[Records from a collection]
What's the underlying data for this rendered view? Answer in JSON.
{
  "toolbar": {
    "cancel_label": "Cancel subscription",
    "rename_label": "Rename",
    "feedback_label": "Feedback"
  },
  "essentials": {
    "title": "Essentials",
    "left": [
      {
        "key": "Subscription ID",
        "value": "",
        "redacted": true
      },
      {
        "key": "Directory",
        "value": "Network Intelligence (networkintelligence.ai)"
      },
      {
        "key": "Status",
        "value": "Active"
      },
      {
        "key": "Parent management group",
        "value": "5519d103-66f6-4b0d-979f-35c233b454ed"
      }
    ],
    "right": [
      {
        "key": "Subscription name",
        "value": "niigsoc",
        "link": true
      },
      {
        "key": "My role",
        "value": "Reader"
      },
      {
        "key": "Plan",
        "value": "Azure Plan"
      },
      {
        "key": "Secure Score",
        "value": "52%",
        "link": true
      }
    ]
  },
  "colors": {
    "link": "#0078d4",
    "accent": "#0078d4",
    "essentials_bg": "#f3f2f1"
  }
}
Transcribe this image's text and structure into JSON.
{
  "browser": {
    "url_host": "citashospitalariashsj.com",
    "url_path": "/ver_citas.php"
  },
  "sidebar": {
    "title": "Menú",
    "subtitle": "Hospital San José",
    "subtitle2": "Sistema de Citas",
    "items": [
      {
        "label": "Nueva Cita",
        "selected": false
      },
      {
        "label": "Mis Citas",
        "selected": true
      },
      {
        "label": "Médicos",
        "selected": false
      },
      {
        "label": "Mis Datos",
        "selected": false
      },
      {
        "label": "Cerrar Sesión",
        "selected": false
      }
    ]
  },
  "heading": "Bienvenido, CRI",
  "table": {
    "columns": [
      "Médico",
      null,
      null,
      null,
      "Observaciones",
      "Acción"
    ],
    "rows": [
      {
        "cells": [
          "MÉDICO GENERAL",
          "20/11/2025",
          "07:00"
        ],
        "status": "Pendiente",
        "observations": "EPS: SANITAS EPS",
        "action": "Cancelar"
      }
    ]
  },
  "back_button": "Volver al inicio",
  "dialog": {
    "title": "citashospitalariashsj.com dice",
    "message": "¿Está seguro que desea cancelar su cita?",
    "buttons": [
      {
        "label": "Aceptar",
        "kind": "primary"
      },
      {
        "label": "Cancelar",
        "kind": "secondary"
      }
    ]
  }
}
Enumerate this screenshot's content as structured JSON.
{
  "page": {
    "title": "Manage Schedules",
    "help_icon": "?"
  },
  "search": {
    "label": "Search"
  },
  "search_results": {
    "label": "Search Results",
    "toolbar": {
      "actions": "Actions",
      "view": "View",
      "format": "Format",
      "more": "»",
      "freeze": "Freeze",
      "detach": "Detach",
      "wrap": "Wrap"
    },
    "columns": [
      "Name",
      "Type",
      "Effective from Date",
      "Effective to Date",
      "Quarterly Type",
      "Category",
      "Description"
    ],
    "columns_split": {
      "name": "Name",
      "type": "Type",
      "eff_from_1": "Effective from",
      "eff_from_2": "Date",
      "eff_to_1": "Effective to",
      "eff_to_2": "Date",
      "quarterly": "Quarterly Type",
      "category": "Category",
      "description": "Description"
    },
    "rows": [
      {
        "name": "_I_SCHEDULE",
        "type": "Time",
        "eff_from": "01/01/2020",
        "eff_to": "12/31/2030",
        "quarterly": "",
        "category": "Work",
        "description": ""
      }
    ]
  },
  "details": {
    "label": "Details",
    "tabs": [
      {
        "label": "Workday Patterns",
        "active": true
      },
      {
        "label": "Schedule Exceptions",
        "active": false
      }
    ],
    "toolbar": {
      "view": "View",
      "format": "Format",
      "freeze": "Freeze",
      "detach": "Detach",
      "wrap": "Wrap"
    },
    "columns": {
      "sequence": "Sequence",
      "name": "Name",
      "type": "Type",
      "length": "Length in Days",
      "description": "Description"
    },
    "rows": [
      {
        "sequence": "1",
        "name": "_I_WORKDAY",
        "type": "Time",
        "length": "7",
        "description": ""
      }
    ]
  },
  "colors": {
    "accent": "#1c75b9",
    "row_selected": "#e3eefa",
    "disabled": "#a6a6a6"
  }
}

Exercise description: Retype the material in full, character for character.

Written response:
What's the underlying data for this rendered view? Answer in JSON.
{
  "toolbar": {
    "cancel_label": "Cancel subscription",
    "rename_label": "Rename",
    "feedback_label": "Feedback"
  },
  "essentials": {
    "title": "Essentials",
    "left": [
      {
        "key": "Subscription ID",
        "value": "",
        "redacted": true
      },
      {
        "key": "Directory",
        "value": "Network Intelligence (networkintelligence.ai)"
      },
      {
        "key": "Status",
        "value": "Active"
      },
      {
        "key": "Parent management group",
        "value": "5519d103-66f6-4b0d-979f-35c233b454ed"
      }
    ],
    "right": [
      {
        "key": "Subscription name",
        "value": "niigsoc",
        "link": true
      },
      {
        "key": "My role",
        "value": "Reader"
      },
      {
        "key": "Plan",
        "value": "Azure Plan"
      },
      {
        "key": "Secure Score",
        "value": "52%",
        "link": true
      }
    ]
  },
  "colors": {
    "link": "#0078d4",
    "accent": "#0078d4",
    "essentials_bg": "#f3f2f1"
  }
}
Transcribe this image's text and structure into JSON.
{
  "browser": {
    "url_host": "citashospitalariashsj.com",
    "url_path": "/ver_citas.php"
  },
  "sidebar": {
    "title": "Menú",
    "subtitle": "Hospital San José",
    "subtitle2": "Sistema de Citas",
    "items": [
      {
        "label": "Nueva Cita",
        "selected": false
      },
      {
        "label": "Mis Citas",
        "selected": true
      },
      {
        "label": "Médicos",
        "selected": false
      },
      {
        "label": "Mis Datos",
        "selected": false
      },
      {
        "label": "Cerrar Sesión",
        "selected": false
      }
    ]
  },
  "heading": "Bienvenido, CRI",
  "table": {
    "columns": [
      "Médico",
      null,
      null,
      null,
      "Observaciones",
      "Acción"
    ],
    "rows": [
      {
        "cells": [
          "MÉDICO GENERAL",
          "20/11/2025",
          "07:00"
        ],
        "status": "Pendiente",
        "observations": "EPS: SANITAS EPS",
        "action": "Cancelar"
      }
    ]
  },
  "back_button": "Volver al inicio",
  "dialog": {
    "title": "citashospitalariashsj.com dice",
    "message": "¿Está seguro que desea cancelar su cita?",
    "buttons": [
      {
        "label": "Aceptar",
        "kind": "primary"
      },
      {
        "label": "Cancelar",
        "kind": "secondary"
      }
    ]
  }
}
Enumerate this screenshot's content as structured JSON.
{
  "page": {
    "title": "Manage Schedules",
    "help_icon": "?"
  },
  "search": {
    "label": "Search"
  },
  "search_results": {
    "label": "Search Results",
    "toolbar": {
      "actions": "Actions",
      "view": "View",
      "format": "Format",
      "more": "»",
      "freeze": "Freeze",
      "detach": "Detach",
      "wrap": "Wrap"
    },
    "columns": [
      "Name",
      "Type",
      "Effective from Date",
      "Effective to Date",
      "Quarterly Type",
      "Category",
      "Description"
    ],
    "columns_split": {
      "name": "Name",
      "type": "Type",
      "eff_from_1": "Effective from",
      "eff_from_2": "Date",
      "eff_to_1": "Effective to",
      "eff_to_2": "Date",
      "quarterly": "Quarterly Type",
      "category": "Category",
      "description": "Description"
    },
    "rows": [
      {
        "name": "_I_SCHEDULE",
        "type": "Time",
        "eff_from": "01/01/2020",
        "eff_to": "12/31/2030",
        "quarterly": "",
        "category": "Work",
        "description": ""
      }
    ]
  },
  "details": {
    "label": "Details",
    "tabs": [
      {
        "label": "Workday Patterns",
        "active": true
      },
      {
        "label": "Schedule Exceptions",
        "active": false
      }
    ],
    "toolbar": {
      "view": "View",
      "format": "Format",
      "freeze": "Freeze",
      "detach": "Detach",
      "wrap": "Wrap"
    },
    "columns": {
      "sequence": "Sequence",
      "name": "Name",
      "type": "Type",
      "length": "Length in Days",
      "description": "Description"
    },
    "rows": [
      {
        "sequence": "1",
        "name": "_I_WORKDAY",
        "type": "Time",
        "length": "7",
        "description": ""
      }
    ]
  },
  "colors": {
    "accent": "#1c75b9",
    "row_selected": "#e3eefa",
    "disabled": "#a6a6a6"
  }
}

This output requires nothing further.